## DATA TO USE
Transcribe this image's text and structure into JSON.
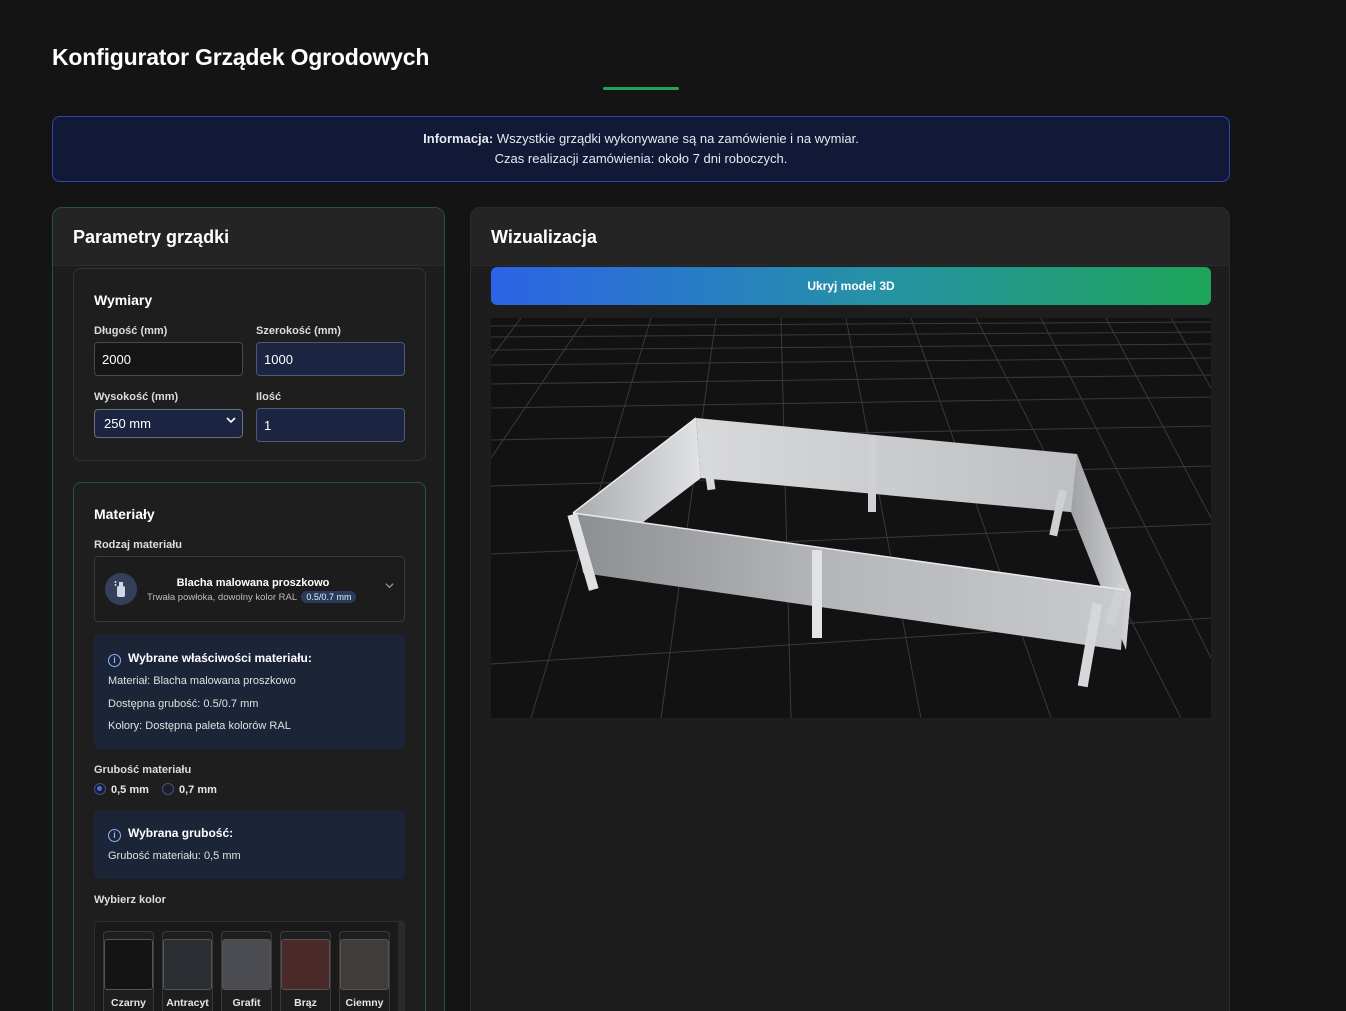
{
  "page": {
    "title": "Konfigurator Grządek Ogrodowych"
  },
  "banner": {
    "prefix": "Informacja:",
    "line1": " Wszystkie grządki wykonywane są na zamówienie i na wymiar.",
    "line2": "Czas realizacji zamówienia: około 7 dni roboczych."
  },
  "params": {
    "title": "Parametry grządki",
    "dimensions": {
      "title": "Wymiary",
      "length_label": "Długość (mm)",
      "length_value": "2000",
      "width_label": "Szerokość (mm)",
      "width_value": "1000",
      "height_label": "Wysokość (mm)",
      "height_value": "250 mm",
      "qty_label": "Ilość",
      "qty_value": "1"
    },
    "materials": {
      "title": "Materiały",
      "type_label": "Rodzaj materiału",
      "selected_name": "Blacha malowana proszkowo",
      "selected_desc": "Trwała powłoka, dowolny kolor RAL",
      "selected_badge": "0.5/0.7 mm",
      "selected_icon": "spray-can-icon",
      "props": {
        "title": "Wybrane właściwości materiału:",
        "line1": "Materiał: Blacha malowana proszkowo",
        "line2": "Dostępna grubość: 0.5/0.7 mm",
        "line3": "Kolory: Dostępna paleta kolorów RAL"
      },
      "thickness_label": "Grubość materiału",
      "thickness_options": [
        "0,5 mm",
        "0,7 mm"
      ],
      "thickness_selected": "0,5 mm",
      "thickness_info": {
        "title": "Wybrana grubość:",
        "line": "Grubość materiału: 0,5 mm"
      },
      "color_label": "Wybierz kolor",
      "colors": [
        {
          "name": "Czarny",
          "hex": "#141414"
        },
        {
          "name": "Antracyt",
          "hex": "#2a2d32"
        },
        {
          "name": "Grafit",
          "hex": "#4a4c52"
        },
        {
          "name": "Brąz",
          "hex": "#4a2a28"
        },
        {
          "name": "Ciemny",
          "hex": "#403c39"
        }
      ]
    }
  },
  "visual": {
    "title": "Wizualizacja",
    "toggle_label": "Ukryj model 3D"
  },
  "colors": {
    "accent_green": "#22a35a",
    "accent_blue": "#2c63e8",
    "banner_border": "#2f45b8"
  }
}
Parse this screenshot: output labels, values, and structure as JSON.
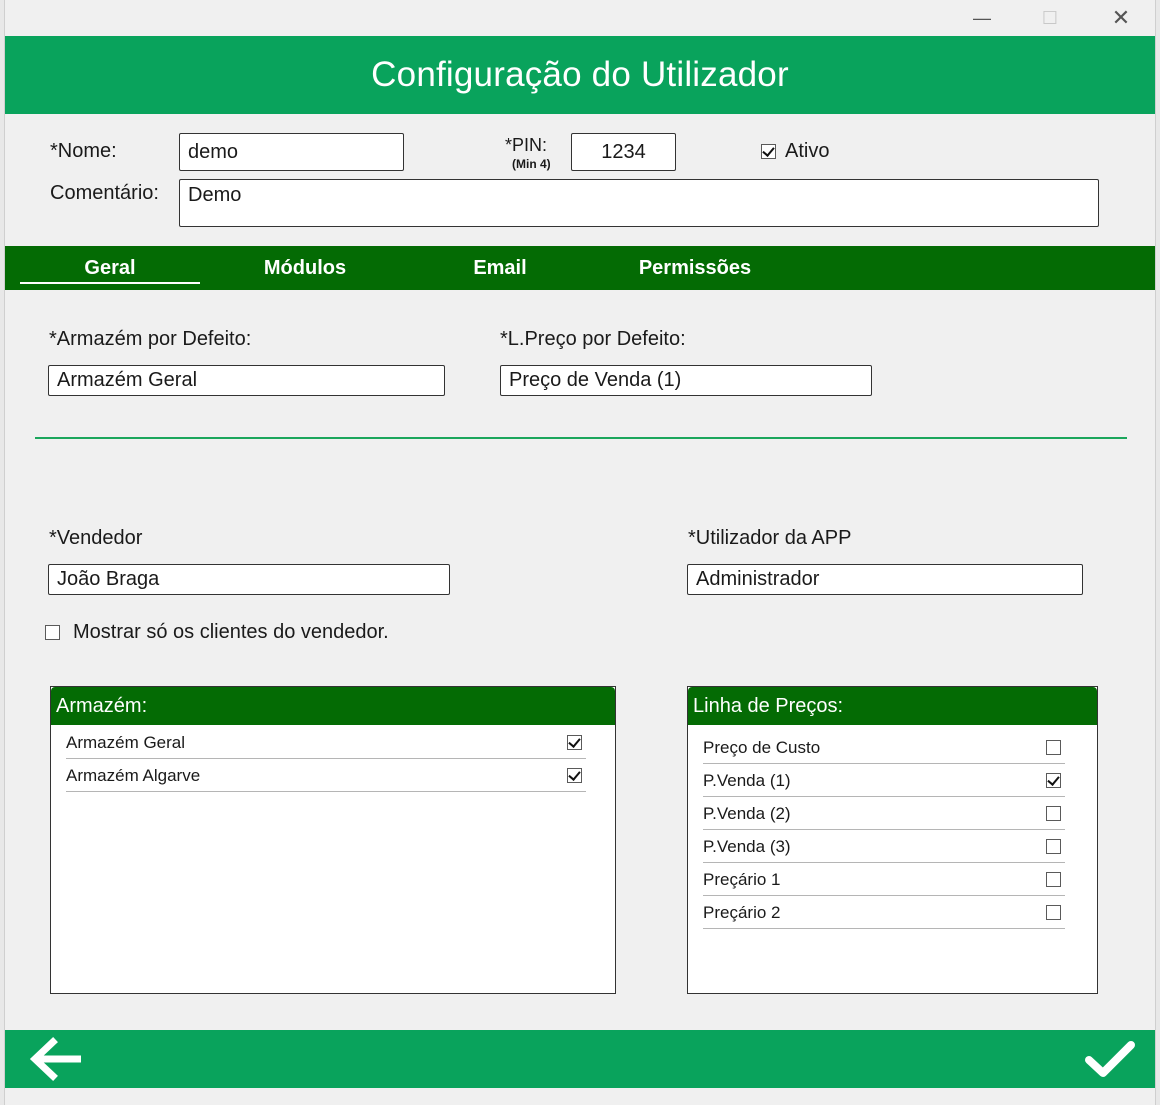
{
  "window": {
    "controls": {
      "minimize": "—",
      "maximize": "☐",
      "close": "✕"
    }
  },
  "header": {
    "title": "Configuração do Utilizador"
  },
  "form": {
    "name_label": "*Nome:",
    "name_value": "demo",
    "pin_label": "*PIN:",
    "pin_hint": "(Min 4)",
    "pin_value": "1234",
    "active_label": "Ativo",
    "active_checked": true,
    "comment_label": "Comentário:",
    "comment_value": "Demo"
  },
  "tabs": [
    {
      "label": "Geral",
      "active": true
    },
    {
      "label": "Módulos",
      "active": false
    },
    {
      "label": "Email",
      "active": false
    },
    {
      "label": "Permissões",
      "active": false
    }
  ],
  "general": {
    "warehouse_label": "*Armazém por Defeito:",
    "warehouse_value": "Armazém Geral",
    "pricelist_label": "*L.Preço por Defeito:",
    "pricelist_value": "Preço de Venda (1)",
    "seller_label": "*Vendedor",
    "seller_value": "João Braga",
    "app_user_label": "*Utilizador da APP",
    "app_user_value": "Administrador",
    "only_seller_clients_label": "Mostrar só os clientes do vendedor.",
    "only_seller_clients_checked": false
  },
  "warehouse_panel": {
    "title": "Armazém:",
    "items": [
      {
        "label": "Armazém Geral",
        "checked": true
      },
      {
        "label": "Armazém Algarve",
        "checked": true
      }
    ]
  },
  "price_panel": {
    "title": "Linha de Preços:",
    "items": [
      {
        "label": "Preço de Custo",
        "checked": false
      },
      {
        "label": "P.Venda (1)",
        "checked": true
      },
      {
        "label": "P.Venda (2)",
        "checked": false
      },
      {
        "label": "P.Venda (3)",
        "checked": false
      },
      {
        "label": "Preçário 1",
        "checked": false
      },
      {
        "label": "Preçário 2",
        "checked": false
      }
    ]
  },
  "footer": {
    "back_icon": "arrow-left-icon",
    "confirm_icon": "checkmark-icon"
  },
  "colors": {
    "header_green": "#09a35c",
    "tab_dark_green": "#046b04"
  }
}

## YOUR INSTRUCTIONS
Gather each line from the entries above that includes the word "this".

## RESULT
Transcribe this image's text and structure into JSON.
Parse this screenshot: output labels, values, and structure as JSON.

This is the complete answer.